***** The input *****

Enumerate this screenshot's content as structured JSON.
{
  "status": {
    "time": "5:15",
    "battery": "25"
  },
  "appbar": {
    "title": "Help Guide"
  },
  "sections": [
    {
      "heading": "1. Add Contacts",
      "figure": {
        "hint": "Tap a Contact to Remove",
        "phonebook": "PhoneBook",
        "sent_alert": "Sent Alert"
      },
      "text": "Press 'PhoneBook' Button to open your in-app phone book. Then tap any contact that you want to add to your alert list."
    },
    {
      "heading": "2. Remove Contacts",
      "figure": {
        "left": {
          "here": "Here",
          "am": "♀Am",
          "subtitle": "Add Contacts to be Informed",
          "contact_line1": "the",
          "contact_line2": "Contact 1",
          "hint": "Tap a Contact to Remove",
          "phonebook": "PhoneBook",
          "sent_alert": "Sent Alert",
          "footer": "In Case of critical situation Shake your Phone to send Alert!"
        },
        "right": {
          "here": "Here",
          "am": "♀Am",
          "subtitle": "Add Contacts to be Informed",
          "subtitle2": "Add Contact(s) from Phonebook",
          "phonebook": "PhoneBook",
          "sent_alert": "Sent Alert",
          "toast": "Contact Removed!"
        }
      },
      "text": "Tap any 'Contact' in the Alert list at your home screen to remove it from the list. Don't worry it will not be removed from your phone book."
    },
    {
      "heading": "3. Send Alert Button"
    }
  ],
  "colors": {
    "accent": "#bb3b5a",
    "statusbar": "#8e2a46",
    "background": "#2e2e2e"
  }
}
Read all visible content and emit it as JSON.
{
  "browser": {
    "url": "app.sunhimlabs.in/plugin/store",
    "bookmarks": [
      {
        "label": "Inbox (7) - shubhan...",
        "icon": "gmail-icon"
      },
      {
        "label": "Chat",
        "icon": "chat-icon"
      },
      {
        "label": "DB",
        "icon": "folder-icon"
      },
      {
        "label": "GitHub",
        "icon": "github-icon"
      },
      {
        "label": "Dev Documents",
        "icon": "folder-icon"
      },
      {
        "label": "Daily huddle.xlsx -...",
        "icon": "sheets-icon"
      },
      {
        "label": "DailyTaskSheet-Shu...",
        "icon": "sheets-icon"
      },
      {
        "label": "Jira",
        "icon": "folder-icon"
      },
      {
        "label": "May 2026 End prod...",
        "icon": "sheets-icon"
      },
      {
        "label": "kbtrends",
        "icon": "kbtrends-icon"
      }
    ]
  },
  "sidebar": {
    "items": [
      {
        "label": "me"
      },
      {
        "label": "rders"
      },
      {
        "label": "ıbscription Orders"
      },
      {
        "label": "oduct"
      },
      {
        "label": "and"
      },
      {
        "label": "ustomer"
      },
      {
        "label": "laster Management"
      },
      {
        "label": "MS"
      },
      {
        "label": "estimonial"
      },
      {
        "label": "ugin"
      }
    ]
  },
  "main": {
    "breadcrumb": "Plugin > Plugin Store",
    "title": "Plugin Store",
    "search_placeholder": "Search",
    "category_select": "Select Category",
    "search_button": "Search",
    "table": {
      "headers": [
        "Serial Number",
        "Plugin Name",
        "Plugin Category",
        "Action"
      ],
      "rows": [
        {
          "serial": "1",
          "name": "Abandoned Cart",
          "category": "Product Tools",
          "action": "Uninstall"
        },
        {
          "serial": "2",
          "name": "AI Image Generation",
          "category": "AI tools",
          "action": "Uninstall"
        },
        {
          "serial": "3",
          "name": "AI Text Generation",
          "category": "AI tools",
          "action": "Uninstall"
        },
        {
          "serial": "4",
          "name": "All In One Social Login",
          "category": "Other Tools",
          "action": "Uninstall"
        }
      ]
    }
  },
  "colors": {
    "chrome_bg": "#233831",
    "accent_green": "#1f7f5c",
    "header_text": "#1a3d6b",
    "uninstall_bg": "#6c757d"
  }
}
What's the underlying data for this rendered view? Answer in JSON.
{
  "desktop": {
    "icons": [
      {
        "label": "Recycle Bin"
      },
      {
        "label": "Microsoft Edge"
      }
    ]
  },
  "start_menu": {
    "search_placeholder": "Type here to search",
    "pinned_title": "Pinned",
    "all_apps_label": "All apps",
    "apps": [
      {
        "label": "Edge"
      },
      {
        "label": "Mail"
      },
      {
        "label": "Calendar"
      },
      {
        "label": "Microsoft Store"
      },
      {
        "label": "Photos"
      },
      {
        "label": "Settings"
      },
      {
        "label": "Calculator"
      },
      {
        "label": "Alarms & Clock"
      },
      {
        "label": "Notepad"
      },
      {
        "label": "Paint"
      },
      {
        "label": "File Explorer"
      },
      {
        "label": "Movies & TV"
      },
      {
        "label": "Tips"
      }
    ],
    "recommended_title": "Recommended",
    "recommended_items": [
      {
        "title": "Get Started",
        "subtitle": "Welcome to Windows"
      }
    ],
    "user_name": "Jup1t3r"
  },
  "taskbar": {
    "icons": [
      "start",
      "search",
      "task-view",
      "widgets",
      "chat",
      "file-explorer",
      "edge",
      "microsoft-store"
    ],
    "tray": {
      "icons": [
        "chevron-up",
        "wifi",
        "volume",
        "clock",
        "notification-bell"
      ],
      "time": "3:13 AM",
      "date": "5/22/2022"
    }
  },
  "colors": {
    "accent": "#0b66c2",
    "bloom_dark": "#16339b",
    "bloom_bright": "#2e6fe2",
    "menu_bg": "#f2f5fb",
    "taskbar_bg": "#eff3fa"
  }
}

*****

→ **Given problem**: Reproduce the records above exactly.

→ **Reply**:
Enumerate this screenshot's content as structured JSON.
{
  "status": {
    "time": "5:15",
    "battery": "25"
  },
  "appbar": {
    "title": "Help Guide"
  },
  "sections": [
    {
      "heading": "1. Add Contacts",
      "figure": {
        "hint": "Tap a Contact to Remove",
        "phonebook": "PhoneBook",
        "sent_alert": "Sent Alert"
      },
      "text": "Press 'PhoneBook' Button to open your in-app phone book. Then tap any contact that you want to add to your alert list."
    },
    {
      "heading": "2. Remove Contacts",
      "figure": {
        "left": {
          "here": "Here",
          "am": "♀Am",
          "subtitle": "Add Contacts to be Informed",
          "contact_line1": "the",
          "contact_line2": "Contact 1",
          "hint": "Tap a Contact to Remove",
          "phonebook": "PhoneBook",
          "sent_alert": "Sent Alert",
          "footer": "In Case of critical situation Shake your Phone to send Alert!"
        },
        "right": {
          "here": "Here",
          "am": "♀Am",
          "subtitle": "Add Contacts to be Informed",
          "subtitle2": "Add Contact(s) from Phonebook",
          "phonebook": "PhoneBook",
          "sent_alert": "Sent Alert",
          "toast": "Contact Removed!"
        }
      },
      "text": "Tap any 'Contact' in the Alert list at your home screen to remove it from the list. Don't worry it will not be removed from your phone book."
    },
    {
      "heading": "3. Send Alert Button"
    }
  ],
  "colors": {
    "accent": "#bb3b5a",
    "statusbar": "#8e2a46",
    "background": "#2e2e2e"
  }
}
Read all visible content and emit it as JSON.
{
  "browser": {
    "url": "app.sunhimlabs.in/plugin/store",
    "bookmarks": [
      {
        "label": "Inbox (7) - shubhan...",
        "icon": "gmail-icon"
      },
      {
        "label": "Chat",
        "icon": "chat-icon"
      },
      {
        "label": "DB",
        "icon": "folder-icon"
      },
      {
        "label": "GitHub",
        "icon": "github-icon"
      },
      {
        "label": "Dev Documents",
        "icon": "folder-icon"
      },
      {
        "label": "Daily huddle.xlsx -...",
        "icon": "sheets-icon"
      },
      {
        "label": "DailyTaskSheet-Shu...",
        "icon": "sheets-icon"
      },
      {
        "label": "Jira",
        "icon": "folder-icon"
      },
      {
        "label": "May 2026 End prod...",
        "icon": "sheets-icon"
      },
      {
        "label": "kbtrends",
        "icon": "kbtrends-icon"
      }
    ]
  },
  "sidebar": {
    "items": [
      {
        "label": "me"
      },
      {
        "label": "rders"
      },
      {
        "label": "ıbscription Orders"
      },
      {
        "label": "oduct"
      },
      {
        "label": "and"
      },
      {
        "label": "ustomer"
      },
      {
        "label": "laster Management"
      },
      {
        "label": "MS"
      },
      {
        "label": "estimonial"
      },
      {
        "label": "ugin"
      }
    ]
  },
  "main": {
    "breadcrumb": "Plugin > Plugin Store",
    "title": "Plugin Store",
    "search_placeholder": "Search",
    "category_select": "Select Category",
    "search_button": "Search",
    "table": {
      "headers": [
        "Serial Number",
        "Plugin Name",
        "Plugin Category",
        "Action"
      ],
      "rows": [
        {
          "serial": "1",
          "name": "Abandoned Cart",
          "category": "Product Tools",
          "action": "Uninstall"
        },
        {
          "serial": "2",
          "name": "AI Image Generation",
          "category": "AI tools",
          "action": "Uninstall"
        },
        {
          "serial": "3",
          "name": "AI Text Generation",
          "category": "AI tools",
          "action": "Uninstall"
        },
        {
          "serial": "4",
          "name": "All In One Social Login",
          "category": "Other Tools",
          "action": "Uninstall"
        }
      ]
    }
  },
  "colors": {
    "chrome_bg": "#233831",
    "accent_green": "#1f7f5c",
    "header_text": "#1a3d6b",
    "uninstall_bg": "#6c757d"
  }
}
What's the underlying data for this rendered view? Answer in JSON.
{
  "desktop": {
    "icons": [
      {
        "label": "Recycle Bin"
      },
      {
        "label": "Microsoft Edge"
      }
    ]
  },
  "start_menu": {
    "search_placeholder": "Type here to search",
    "pinned_title": "Pinned",
    "all_apps_label": "All apps",
    "apps": [
      {
        "label": "Edge"
      },
      {
        "label": "Mail"
      },
      {
        "label": "Calendar"
      },
      {
        "label": "Microsoft Store"
      },
      {
        "label": "Photos"
      },
      {
        "label": "Settings"
      },
      {
        "label": "Calculator"
      },
      {
        "label": "Alarms & Clock"
      },
      {
        "label": "Notepad"
      },
      {
        "label": "Paint"
      },
      {
        "label": "File Explorer"
      },
      {
        "label": "Movies & TV"
      },
      {
        "label": "Tips"
      }
    ],
    "recommended_title": "Recommended",
    "recommended_items": [
      {
        "title": "Get Started",
        "subtitle": "Welcome to Windows"
      }
    ],
    "user_name": "Jup1t3r"
  },
  "taskbar": {
    "icons": [
      "start",
      "search",
      "task-view",
      "widgets",
      "chat",
      "file-explorer",
      "edge",
      "microsoft-store"
    ],
    "tray": {
      "icons": [
        "chevron-up",
        "wifi",
        "volume",
        "clock",
        "notification-bell"
      ],
      "time": "3:13 AM",
      "date": "5/22/2022"
    }
  },
  "colors": {
    "accent": "#0b66c2",
    "bloom_dark": "#16339b",
    "bloom_bright": "#2e6fe2",
    "menu_bg": "#f2f5fb",
    "taskbar_bg": "#eff3fa"
  }
}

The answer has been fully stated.